* start Data section *
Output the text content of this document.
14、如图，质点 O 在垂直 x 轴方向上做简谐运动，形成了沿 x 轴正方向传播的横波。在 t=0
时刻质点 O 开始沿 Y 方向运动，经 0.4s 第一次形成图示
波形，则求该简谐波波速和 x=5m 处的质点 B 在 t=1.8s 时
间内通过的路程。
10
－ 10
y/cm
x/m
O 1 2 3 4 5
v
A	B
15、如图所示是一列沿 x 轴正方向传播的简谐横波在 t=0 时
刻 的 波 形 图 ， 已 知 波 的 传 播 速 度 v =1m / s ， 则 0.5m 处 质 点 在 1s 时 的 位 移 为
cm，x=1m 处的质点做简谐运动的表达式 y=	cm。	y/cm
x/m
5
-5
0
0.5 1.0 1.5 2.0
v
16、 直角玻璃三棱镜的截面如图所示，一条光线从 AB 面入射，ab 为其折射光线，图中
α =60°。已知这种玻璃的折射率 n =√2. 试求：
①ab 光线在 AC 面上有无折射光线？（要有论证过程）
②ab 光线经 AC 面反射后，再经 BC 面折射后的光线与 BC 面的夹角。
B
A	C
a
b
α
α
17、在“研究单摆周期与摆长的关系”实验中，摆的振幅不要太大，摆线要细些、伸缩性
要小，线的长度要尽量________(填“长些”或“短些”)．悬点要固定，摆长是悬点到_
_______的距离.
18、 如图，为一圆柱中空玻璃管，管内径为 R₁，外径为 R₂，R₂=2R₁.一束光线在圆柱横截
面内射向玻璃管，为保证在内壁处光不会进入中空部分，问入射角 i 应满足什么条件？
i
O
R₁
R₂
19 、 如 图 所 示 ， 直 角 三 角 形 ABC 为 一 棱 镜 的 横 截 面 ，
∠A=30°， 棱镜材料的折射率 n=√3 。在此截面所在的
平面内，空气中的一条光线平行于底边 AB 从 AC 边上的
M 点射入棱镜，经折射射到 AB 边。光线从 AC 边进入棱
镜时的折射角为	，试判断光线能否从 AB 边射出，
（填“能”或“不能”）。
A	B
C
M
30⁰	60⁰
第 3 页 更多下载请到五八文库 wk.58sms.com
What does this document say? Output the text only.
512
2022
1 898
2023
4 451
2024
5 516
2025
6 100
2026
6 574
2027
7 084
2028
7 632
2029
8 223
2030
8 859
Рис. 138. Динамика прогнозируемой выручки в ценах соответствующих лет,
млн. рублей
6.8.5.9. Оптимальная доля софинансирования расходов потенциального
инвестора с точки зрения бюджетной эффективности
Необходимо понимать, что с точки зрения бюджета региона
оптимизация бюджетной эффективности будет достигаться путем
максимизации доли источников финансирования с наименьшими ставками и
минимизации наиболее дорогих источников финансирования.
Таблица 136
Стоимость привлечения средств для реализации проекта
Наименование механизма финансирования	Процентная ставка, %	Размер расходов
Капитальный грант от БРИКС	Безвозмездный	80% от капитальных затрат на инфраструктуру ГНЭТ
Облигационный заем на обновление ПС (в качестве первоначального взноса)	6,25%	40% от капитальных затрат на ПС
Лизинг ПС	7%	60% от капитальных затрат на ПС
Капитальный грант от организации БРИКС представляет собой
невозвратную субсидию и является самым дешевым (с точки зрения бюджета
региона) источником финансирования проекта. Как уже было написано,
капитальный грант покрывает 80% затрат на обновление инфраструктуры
* end Data section *
▸ Short exercise: Each line of the listing above should be output exactly.

▸ Result of this task:
Output the text content of this document.
14、如图，质点 O 在垂直 x 轴方向上做简谐运动，形成了沿 x 轴正方向传播的横波。在 t=0
时刻质点 O 开始沿 Y 方向运动，经 0.4s 第一次形成图示
波形，则求该简谐波波速和 x=5m 处的质点 B 在 t=1.8s 时
间内通过的路程。
10
－ 10
y/cm
x/m
O 1 2 3 4 5
v
A	B
15、如图所示是一列沿 x 轴正方向传播的简谐横波在 t=0 时
刻 的 波 形 图 ， 已 知 波 的 传 播 速 度 v =1m / s ， 则 0.5m 处 质 点 在 1s 时 的 位 移 为
cm，x=1m 处的质点做简谐运动的表达式 y=	cm。	y/cm
x/m
5
-5
0
0.5 1.0 1.5 2.0
v
16、 直角玻璃三棱镜的截面如图所示，一条光线从 AB 面入射，ab 为其折射光线，图中
α =60°。已知这种玻璃的折射率 n =√2. 试求：
①ab 光线在 AC 面上有无折射光线？（要有论证过程）
②ab 光线经 AC 面反射后，再经 BC 面折射后的光线与 BC 面的夹角。
B
A	C
a
b
α
α
17、在“研究单摆周期与摆长的关系”实验中，摆的振幅不要太大，摆线要细些、伸缩性
要小，线的长度要尽量________(填“长些”或“短些”)．悬点要固定，摆长是悬点到_
_______的距离.
18、 如图，为一圆柱中空玻璃管，管内径为 R₁，外径为 R₂，R₂=2R₁.一束光线在圆柱横截
面内射向玻璃管，为保证在内壁处光不会进入中空部分，问入射角 i 应满足什么条件？
i
O
R₁
R₂
19 、 如 图 所 示 ， 直 角 三 角 形 ABC 为 一 棱 镜 的 横 截 面 ，
∠A=30°， 棱镜材料的折射率 n=√3 。在此截面所在的
平面内，空气中的一条光线平行于底边 AB 从 AC 边上的
M 点射入棱镜，经折射射到 AB 边。光线从 AC 边进入棱
镜时的折射角为	，试判断光线能否从 AB 边射出，
（填“能”或“不能”）。
A	B
C
M
30⁰	60⁰
第 3 页 更多下载请到五八文库 wk.58sms.com
What does this document say? Output the text only.
512
2022
1 898
2023
4 451
2024
5 516
2025
6 100
2026
6 574
2027
7 084
2028
7 632
2029
8 223
2030
8 859
Рис. 138. Динамика прогнозируемой выручки в ценах соответствующих лет,
млн. рублей
6.8.5.9. Оптимальная доля софинансирования расходов потенциального
инвестора с точки зрения бюджетной эффективности
Необходимо понимать, что с точки зрения бюджета региона
оптимизация бюджетной эффективности будет достигаться путем
максимизации доли источников финансирования с наименьшими ставками и
минимизации наиболее дорогих источников финансирования.
Таблица 136
Стоимость привлечения средств для реализации проекта
Наименование механизма финансирования	Процентная ставка, %	Размер расходов
Капитальный грант от БРИКС	Безвозмездный	80% от капитальных затрат на инфраструктуру ГНЭТ
Облигационный заем на обновление ПС (в качестве первоначального взноса)	6,25%	40% от капитальных затрат на ПС
Лизинг ПС	7%	60% от капитальных затрат на ПС
Капитальный грант от организации БРИКС представляет собой
невозвратную субсидию и является самым дешевым (с точки зрения бюджета
региона) источником финансирования проекта. Как уже было написано,
капитальный грант покрывает 80% затрат на обновление инфраструктуры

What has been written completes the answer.